◆ REQUIREMENT
Copy every line with the string "crustacée" in it.

◆ SUPPLIED ENTRIES
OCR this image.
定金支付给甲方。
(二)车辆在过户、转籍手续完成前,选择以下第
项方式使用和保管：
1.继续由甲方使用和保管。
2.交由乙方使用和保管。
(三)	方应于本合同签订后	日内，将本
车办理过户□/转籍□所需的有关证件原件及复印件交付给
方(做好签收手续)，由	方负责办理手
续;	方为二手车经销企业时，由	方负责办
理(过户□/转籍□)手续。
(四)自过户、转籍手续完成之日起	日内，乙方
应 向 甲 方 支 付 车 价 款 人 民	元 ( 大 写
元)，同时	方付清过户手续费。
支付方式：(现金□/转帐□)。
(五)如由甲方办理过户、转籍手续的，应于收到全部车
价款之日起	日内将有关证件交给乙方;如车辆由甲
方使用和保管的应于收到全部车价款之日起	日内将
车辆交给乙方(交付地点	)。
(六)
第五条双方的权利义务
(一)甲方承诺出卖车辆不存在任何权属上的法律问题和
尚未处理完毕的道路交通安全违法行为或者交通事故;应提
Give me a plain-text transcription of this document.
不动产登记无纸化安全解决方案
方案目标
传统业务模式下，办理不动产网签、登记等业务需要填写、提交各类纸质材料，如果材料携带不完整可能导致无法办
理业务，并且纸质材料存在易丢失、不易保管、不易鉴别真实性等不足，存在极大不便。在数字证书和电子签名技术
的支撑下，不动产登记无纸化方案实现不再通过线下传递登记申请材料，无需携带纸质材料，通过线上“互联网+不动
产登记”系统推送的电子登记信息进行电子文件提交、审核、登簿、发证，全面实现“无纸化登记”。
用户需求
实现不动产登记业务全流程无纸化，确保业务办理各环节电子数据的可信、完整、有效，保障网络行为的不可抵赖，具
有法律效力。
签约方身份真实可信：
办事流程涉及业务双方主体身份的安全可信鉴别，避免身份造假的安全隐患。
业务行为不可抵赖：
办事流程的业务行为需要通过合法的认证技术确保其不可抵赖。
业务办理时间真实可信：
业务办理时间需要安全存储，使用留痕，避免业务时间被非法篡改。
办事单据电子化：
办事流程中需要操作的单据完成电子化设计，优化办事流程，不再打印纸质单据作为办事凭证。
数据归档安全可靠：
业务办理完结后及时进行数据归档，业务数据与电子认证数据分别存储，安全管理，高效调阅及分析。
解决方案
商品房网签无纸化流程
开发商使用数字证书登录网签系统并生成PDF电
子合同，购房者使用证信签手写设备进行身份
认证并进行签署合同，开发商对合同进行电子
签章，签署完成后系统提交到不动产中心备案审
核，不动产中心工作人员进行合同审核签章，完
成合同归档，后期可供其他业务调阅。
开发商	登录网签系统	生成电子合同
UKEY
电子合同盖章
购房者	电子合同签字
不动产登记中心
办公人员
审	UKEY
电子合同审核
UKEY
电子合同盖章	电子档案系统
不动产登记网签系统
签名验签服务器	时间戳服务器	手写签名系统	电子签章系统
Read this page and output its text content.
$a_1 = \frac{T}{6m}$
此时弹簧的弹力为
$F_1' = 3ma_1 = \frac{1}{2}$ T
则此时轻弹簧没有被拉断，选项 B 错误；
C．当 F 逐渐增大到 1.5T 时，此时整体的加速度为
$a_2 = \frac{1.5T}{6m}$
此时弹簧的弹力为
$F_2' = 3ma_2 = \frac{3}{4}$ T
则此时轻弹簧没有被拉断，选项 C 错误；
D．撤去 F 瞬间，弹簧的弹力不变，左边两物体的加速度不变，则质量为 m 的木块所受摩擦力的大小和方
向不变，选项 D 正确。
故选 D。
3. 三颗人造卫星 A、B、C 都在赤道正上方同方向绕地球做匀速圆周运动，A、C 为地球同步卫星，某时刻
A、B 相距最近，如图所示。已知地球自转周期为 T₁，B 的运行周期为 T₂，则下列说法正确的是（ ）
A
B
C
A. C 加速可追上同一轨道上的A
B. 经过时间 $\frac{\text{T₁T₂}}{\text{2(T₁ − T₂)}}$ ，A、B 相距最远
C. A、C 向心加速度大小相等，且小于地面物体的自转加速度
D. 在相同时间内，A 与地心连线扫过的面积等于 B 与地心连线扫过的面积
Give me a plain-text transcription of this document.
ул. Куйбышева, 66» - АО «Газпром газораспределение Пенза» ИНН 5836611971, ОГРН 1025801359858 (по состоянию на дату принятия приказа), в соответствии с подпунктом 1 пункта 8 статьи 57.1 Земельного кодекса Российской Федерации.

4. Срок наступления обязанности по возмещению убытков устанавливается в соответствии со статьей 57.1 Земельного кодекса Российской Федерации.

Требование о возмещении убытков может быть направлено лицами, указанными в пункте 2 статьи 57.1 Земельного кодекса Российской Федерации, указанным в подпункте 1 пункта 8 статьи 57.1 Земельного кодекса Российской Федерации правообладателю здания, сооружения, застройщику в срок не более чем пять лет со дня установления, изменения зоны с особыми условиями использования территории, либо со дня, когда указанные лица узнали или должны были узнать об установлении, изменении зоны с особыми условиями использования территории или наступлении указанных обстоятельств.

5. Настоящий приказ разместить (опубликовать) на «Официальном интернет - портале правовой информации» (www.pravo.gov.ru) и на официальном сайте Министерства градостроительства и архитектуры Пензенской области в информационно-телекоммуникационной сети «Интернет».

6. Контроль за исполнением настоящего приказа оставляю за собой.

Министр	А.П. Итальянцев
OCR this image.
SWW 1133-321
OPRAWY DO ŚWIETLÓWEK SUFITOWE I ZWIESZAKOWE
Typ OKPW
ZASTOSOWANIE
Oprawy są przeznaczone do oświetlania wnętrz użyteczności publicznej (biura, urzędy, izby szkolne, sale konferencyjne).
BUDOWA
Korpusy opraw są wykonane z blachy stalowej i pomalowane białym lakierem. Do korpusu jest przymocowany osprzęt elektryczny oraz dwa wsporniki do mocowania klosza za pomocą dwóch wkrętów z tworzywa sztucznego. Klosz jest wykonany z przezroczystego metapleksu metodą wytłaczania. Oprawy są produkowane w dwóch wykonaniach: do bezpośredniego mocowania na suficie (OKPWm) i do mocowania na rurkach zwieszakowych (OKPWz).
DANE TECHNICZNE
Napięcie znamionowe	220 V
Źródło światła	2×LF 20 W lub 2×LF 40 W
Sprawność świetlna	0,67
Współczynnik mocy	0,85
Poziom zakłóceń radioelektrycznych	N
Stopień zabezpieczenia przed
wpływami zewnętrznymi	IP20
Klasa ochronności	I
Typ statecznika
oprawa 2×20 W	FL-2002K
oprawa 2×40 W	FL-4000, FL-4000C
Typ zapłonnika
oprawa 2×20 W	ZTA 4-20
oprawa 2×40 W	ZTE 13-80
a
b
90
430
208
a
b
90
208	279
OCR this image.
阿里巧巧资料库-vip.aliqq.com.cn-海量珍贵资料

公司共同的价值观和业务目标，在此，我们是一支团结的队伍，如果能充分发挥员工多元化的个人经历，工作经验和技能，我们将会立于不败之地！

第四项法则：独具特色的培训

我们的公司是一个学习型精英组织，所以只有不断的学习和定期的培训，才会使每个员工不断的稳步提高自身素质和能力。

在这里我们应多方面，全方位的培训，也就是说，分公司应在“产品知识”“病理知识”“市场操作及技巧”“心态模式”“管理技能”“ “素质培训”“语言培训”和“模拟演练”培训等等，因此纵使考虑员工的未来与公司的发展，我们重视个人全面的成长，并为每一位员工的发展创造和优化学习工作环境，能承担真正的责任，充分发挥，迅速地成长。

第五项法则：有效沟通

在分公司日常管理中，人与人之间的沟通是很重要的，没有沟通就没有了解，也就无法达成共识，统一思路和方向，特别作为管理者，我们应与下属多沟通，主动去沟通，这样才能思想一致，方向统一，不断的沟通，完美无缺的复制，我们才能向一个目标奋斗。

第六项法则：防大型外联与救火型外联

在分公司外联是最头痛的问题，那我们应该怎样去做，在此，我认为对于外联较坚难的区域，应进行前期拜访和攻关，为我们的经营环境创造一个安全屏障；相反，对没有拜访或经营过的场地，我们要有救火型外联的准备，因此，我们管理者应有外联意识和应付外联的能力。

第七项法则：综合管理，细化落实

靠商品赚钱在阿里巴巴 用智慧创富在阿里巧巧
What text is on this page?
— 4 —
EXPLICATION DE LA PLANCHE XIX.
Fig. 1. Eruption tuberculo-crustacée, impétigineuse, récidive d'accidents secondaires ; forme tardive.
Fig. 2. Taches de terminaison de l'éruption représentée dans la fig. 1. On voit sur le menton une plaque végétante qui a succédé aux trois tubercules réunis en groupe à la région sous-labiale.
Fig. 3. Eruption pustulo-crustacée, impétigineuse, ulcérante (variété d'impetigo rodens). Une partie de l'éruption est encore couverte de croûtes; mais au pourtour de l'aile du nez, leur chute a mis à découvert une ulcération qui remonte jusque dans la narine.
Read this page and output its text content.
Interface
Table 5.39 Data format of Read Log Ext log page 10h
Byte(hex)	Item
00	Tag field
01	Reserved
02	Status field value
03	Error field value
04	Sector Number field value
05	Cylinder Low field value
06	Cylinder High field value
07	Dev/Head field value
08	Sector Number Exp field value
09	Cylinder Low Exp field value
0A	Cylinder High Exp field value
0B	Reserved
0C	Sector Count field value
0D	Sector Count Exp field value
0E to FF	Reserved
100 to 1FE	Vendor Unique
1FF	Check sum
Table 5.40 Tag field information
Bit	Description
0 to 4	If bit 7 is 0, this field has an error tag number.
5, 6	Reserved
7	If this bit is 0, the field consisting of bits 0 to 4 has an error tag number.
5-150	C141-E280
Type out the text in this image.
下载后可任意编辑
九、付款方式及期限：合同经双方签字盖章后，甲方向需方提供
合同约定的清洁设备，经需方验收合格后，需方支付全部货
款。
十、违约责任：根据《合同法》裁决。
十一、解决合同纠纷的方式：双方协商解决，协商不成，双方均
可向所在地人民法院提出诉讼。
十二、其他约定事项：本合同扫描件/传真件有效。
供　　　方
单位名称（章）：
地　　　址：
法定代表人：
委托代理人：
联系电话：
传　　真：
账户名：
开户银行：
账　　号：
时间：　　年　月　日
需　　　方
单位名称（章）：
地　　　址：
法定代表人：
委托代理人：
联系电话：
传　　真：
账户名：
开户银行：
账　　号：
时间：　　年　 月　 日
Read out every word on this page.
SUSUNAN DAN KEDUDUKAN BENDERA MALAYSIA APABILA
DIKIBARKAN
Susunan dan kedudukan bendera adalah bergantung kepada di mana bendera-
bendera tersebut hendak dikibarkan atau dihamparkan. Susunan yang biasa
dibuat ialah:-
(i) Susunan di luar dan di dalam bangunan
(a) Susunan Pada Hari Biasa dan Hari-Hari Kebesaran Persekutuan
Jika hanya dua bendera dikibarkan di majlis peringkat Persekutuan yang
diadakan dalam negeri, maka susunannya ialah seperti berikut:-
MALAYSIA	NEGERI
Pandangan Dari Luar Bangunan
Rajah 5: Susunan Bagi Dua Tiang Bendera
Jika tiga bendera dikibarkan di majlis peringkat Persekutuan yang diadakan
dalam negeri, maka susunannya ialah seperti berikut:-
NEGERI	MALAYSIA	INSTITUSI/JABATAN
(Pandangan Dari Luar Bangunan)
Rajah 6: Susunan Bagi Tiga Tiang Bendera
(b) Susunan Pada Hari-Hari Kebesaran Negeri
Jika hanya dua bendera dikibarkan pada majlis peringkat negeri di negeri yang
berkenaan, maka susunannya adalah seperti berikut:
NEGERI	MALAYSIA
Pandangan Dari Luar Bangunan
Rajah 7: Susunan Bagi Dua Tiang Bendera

◆ EXERCISE RESULT
Fig. 1. Eruption tuberculo-crustacée, impétigineuse, récidive d'accidents secondaires ; forme tardive.
Fig. 3. Eruption pustulo-crustacée, impétigineuse, ulcérante (variété d'impetigo rodens). Une partie de l'éruption est encore couverte de croûtes; mais au pourtour de l'aile du nez, leur chute a mis à découvert une ulcération qui remonte jusque dans la narine.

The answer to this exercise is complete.